--- Task input ---
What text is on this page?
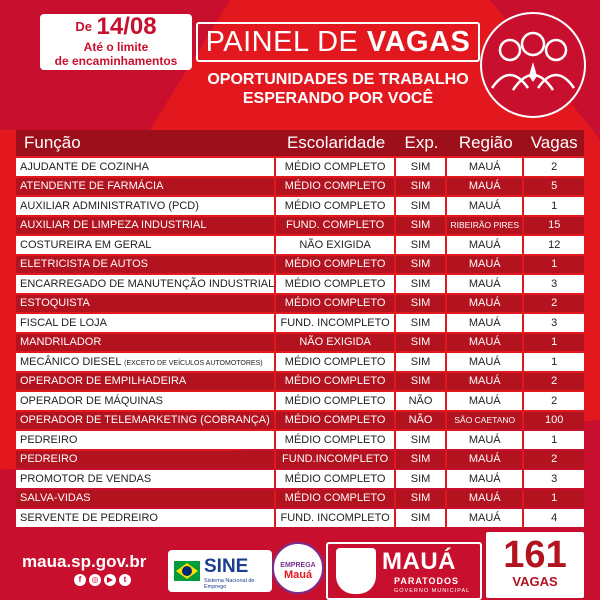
$^{De}$ 14/08
Até o limite
de encaminhamentos
PAINEL DE VAGAS
OPORTUNIDADES DE TRABALHO
ESPERANDO POR VOCÊ
Função	Escolaridade	Exp.	Região	Vagas
AJUDANTE DE COZINHA	MÉDIO COMPLETO	SIM	MAUÁ	2
ATENDENTE DE FARMÁCIA	MÉDIO COMPLETO	SIM	MAUÁ	5
AUXILIAR ADMINISTRATIVO (PCD)	MÉDIO COMPLETO	SIM	MAUÁ	1
AUXILIAR DE LIMPEZA INDUSTRIAL	FUND. COMPLETO	SIM	RIBEIRÃO PIRES	15
COSTUREIRA EM GERAL	NÃO EXIGIDA	SIM	MAUÁ	12
ELETRICISTA DE AUTOS	MÉDIO COMPLETO	SIM	MAUÁ	1
ENCARREGADO DE MANUTENÇÃO INDUSTRIAL	MÉDIO COMPLETO	SIM	MAUÁ	3
ESTOQUISTA	MÉDIO COMPLETO	SIM	MAUÁ	2
FISCAL DE LOJA	FUND. INCOMPLETO	SIM	MAUÁ	3
MANDRILADOR	NÃO EXIGIDA	SIM	MAUÁ	1
MECÂNICO DIESEL (EXCETO DE VEÍCULOS AUTOMOTORES)	MÉDIO COMPLETO	SIM	MAUÁ	1
OPERADOR DE EMPILHADEIRA	MÉDIO COMPLETO	SIM	MAUÁ	2
OPERADOR DE MÁQUINAS	MÉDIO COMPLETO	NÃO	MAUÁ	2
OPERADOR DE TELEMARKETING (COBRANÇA)	MÉDIO COMPLETO	NÃO	SÃO CAETANO	100
PEDREIRO	MÉDIO COMPLETO	SIM	MAUÁ	1
PEDREIRO	FUND.INCOMPLETO	SIM	MAUÁ	2
PROMOTOR DE VENDAS	MÉDIO COMPLETO	SIM	MAUÁ	3
SALVA-VIDAS	MÉDIO COMPLETO	SIM	MAUÁ	1
SERVENTE DE PEDREIRO	FUND. INCOMPLETO	SIM	MAUÁ	4
maua.sp.gov.br
f	◎	▶	t
SINE
Sistema Nacional de Emprego
EMPREGA
Mauá	MAUÁ
PARATODOS
GOVERNO MUNICIPAL
161
VAGAS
---
What you have to do. Identify how many lines in the entries above contain the word "PEDREIRO" and provide only that figure.

Output below. 3